Saved entries
-------

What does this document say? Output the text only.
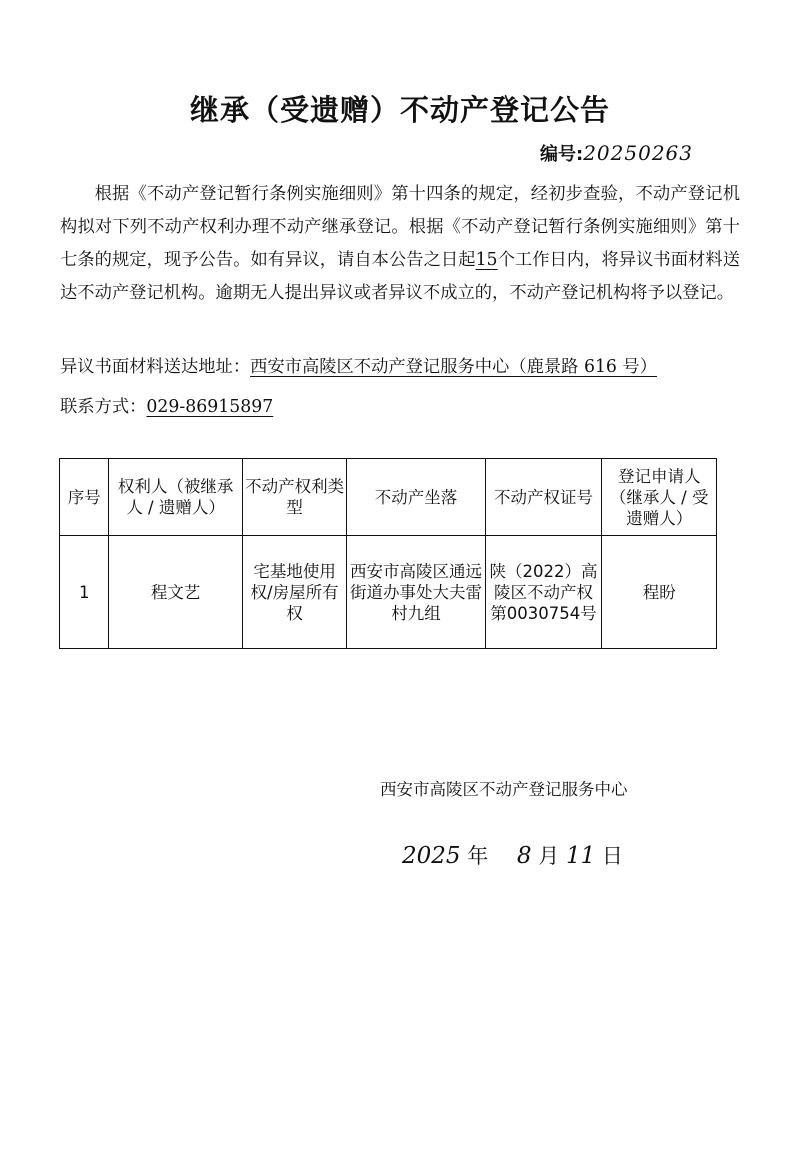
继承（受遗赠）不动产登记公告
编号:20250263
根据《不动产登记暂行条例实施细则》第十四条的规定，经初步查验，不动产登记机构拟对下列不动产权利办理不动产继承登记。根据《不动产登记暂行条例实施细则》第十七条的规定，现予公告。如有异议，请自本公告之日起15个工作日内，将异议书面材料送达不动产登记机构。逾期无人提出异议或者异议不成立的，不动产登记机构将予以登记。
异议书面材料送达地址：西安市高陵区不动产登记服务中心（鹿景路 616 号）
联系方式：029-86915897
序号	权利人（被继承人 / 遗赠人）	不动产权利类型	不动产坐落	不动产权证号	登记申请人（继承人 / 受遗赠人）
1	程文艺	宅基地使用权/房屋所有权	西安市高陵区通远街道办事处大夫雷村九组	陕（2022）高陵区不动产权第0030754号	程盼
西安市高陵区不动产登记服务中心
2025 年 8 月 11 日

-------

- GOAL OF THE EXERCISE -
Copy out the records above in full, exactly as written, but not the pictures.

- EXERCISE RESULT -
What does this document say? Output the text only.
继承（受遗赠）不动产登记公告
编号:20250263
根据《不动产登记暂行条例实施细则》第十四条的规定，经初步查验，不动产登记机构拟对下列不动产权利办理不动产继承登记。根据《不动产登记暂行条例实施细则》第十七条的规定，现予公告。如有异议，请自本公告之日起15个工作日内，将异议书面材料送达不动产登记机构。逾期无人提出异议或者异议不成立的，不动产登记机构将予以登记。
异议书面材料送达地址：西安市高陵区不动产登记服务中心（鹿景路 616 号）
联系方式：029-86915897
序号	权利人（被继承人 / 遗赠人）	不动产权利类型	不动产坐落	不动产权证号	登记申请人（继承人 / 受遗赠人）
1	程文艺	宅基地使用权/房屋所有权	西安市高陵区通远街道办事处大夫雷村九组	陕（2022）高陵区不动产权第0030754号	程盼
西安市高陵区不动产登记服务中心
2025 年 8 月 11 日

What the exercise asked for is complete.